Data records
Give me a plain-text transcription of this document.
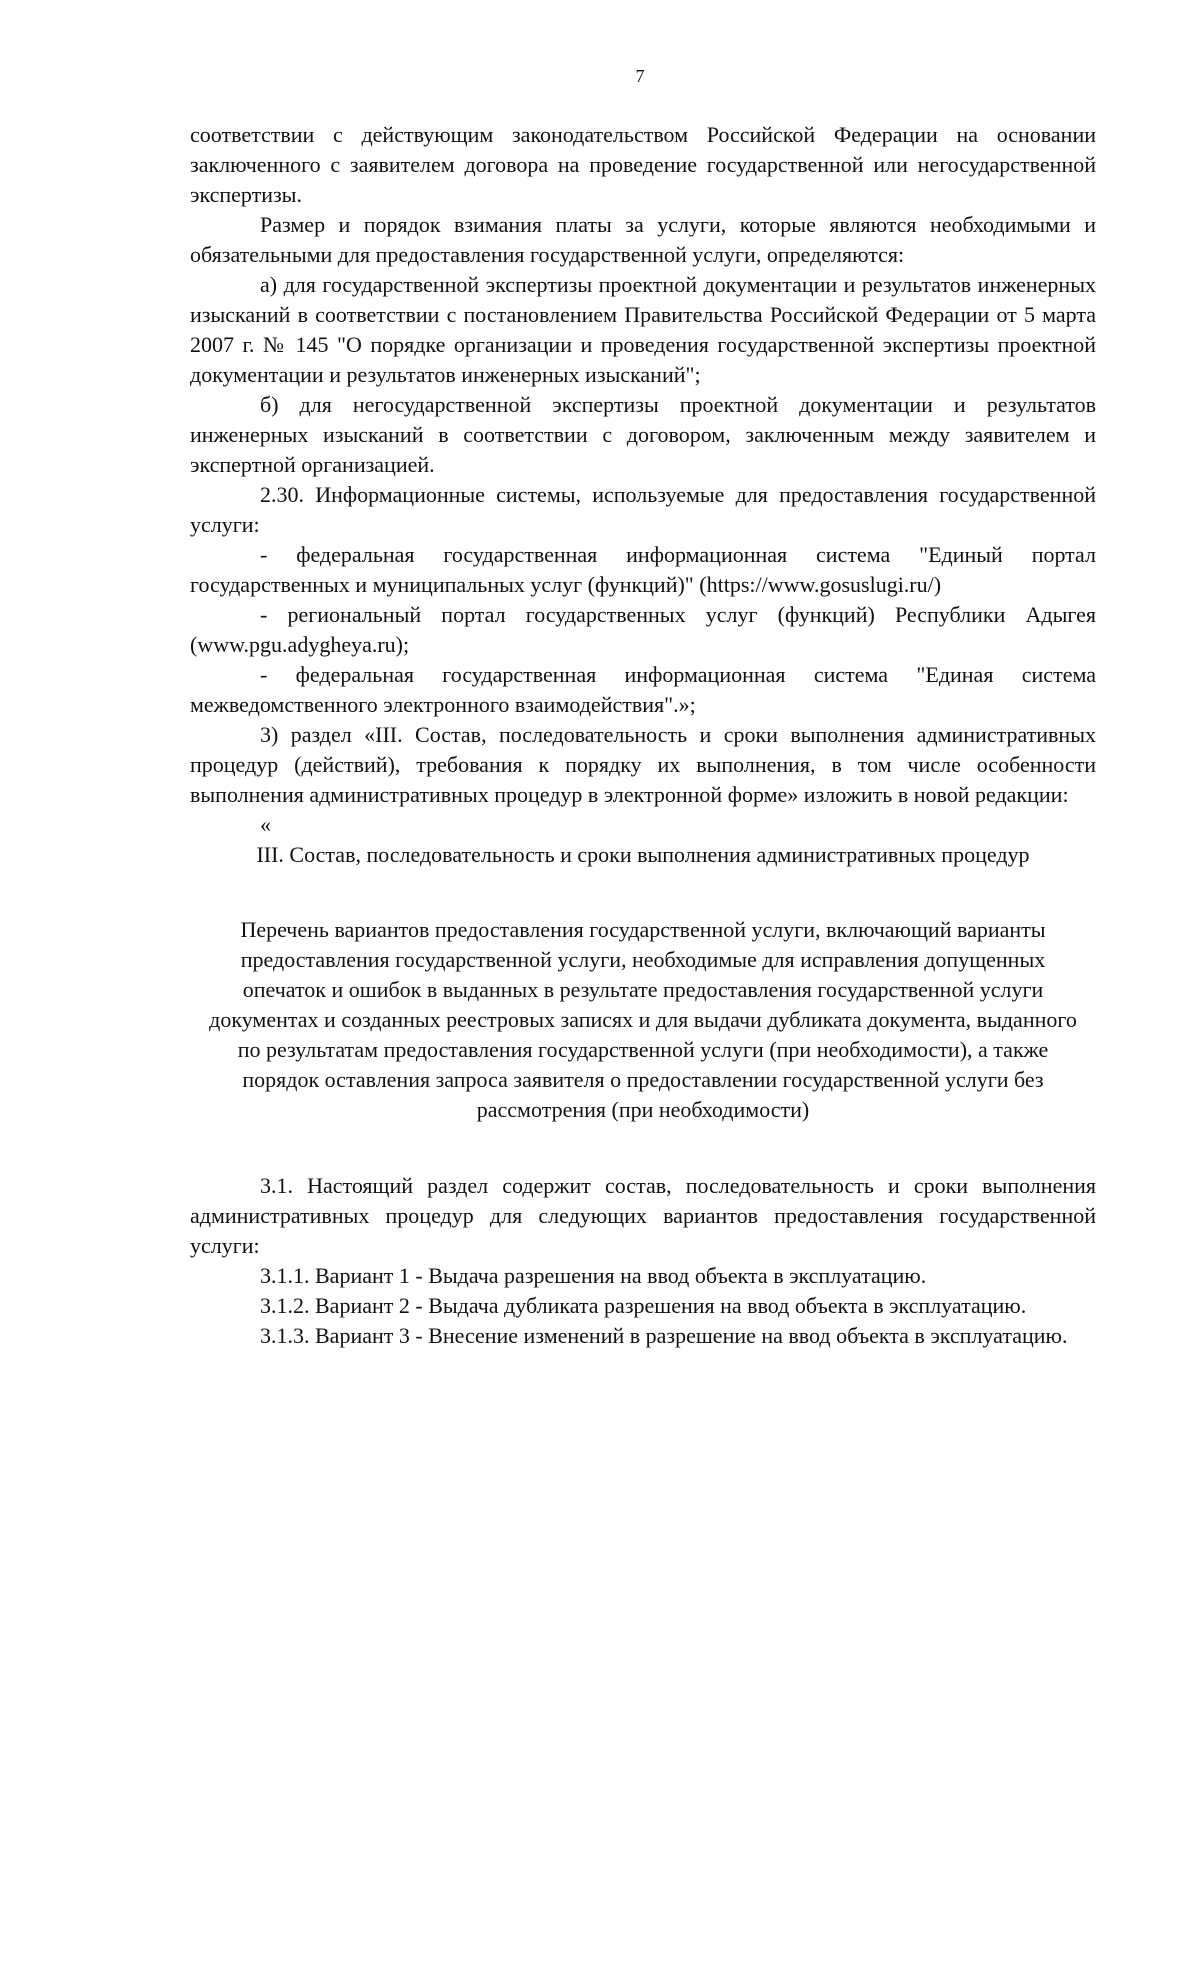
7

соответствии с действующим законодательством Российской Федерации на основании заключенного с заявителем договора на проведение государственной или негосударственной экспертизы.

Размер и порядок взимания платы за услуги, которые являются необходимыми и обязательными для предоставления государственной услуги, определяются:

а) для государственной экспертизы проектной документации и результатов инженерных изысканий в соответствии с постановлением Правительства Российской Федерации от 5 марта 2007 г. № 145 "О порядке организации и проведения государственной экспертизы проектной документации и результатов инженерных изысканий";

б) для негосударственной экспертизы проектной документации и результатов инженерных изысканий в соответствии с договором, заключенным между заявителем и экспертной организацией.

2.30. Информационные системы, используемые для предоставления государственной услуги:

- федеральная государственная информационная система "Единый портал государственных и муниципальных услуг (функций)" (https://www.gosuslugi.ru/)

- региональный портал государственных услуг (функций) Республики Адыгея (www.pgu.adygheya.ru);

- федеральная государственная информационная система "Единая система межведомственного электронного взаимодействия".»;

3) раздел «III. Состав, последовательность и сроки выполнения административных процедур (действий), требования к порядку их выполнения, в том числе особенности выполнения административных процедур в электронной форме» изложить в новой редакции:

«

III. Состав, последовательность и сроки выполнения административных процедур

Перечень вариантов предоставления государственной услуги, включающий варианты предоставления государственной услуги, необходимые для исправления допущенных опечаток и ошибок в выданных в результате предоставления государственной услуги документах и созданных реестровых записях и для выдачи дубликата документа, выданного по результатам предоставления государственной услуги (при необходимости), а также порядок оставления запроса заявителя о предоставлении государственной услуги без рассмотрения (при необходимости)

3.1. Настоящий раздел содержит состав, последовательность и сроки выполнения административных процедур для следующих вариантов предоставления государственной услуги:

3.1.1. Вариант 1 - Выдача разрешения на ввод объекта в эксплуатацию.

3.1.2. Вариант 2 - Выдача дубликата разрешения на ввод объекта в эксплуатацию.

3.1.3. Вариант 3 - Внесение изменений в разрешение на ввод объекта в эксплуатацию.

* WHAT THIS TASK INVOLVES *
Only the number is wanted: how many lines in the data include the string "последовательность"?

* SOLUTION FOR THIS EXERCISE *
3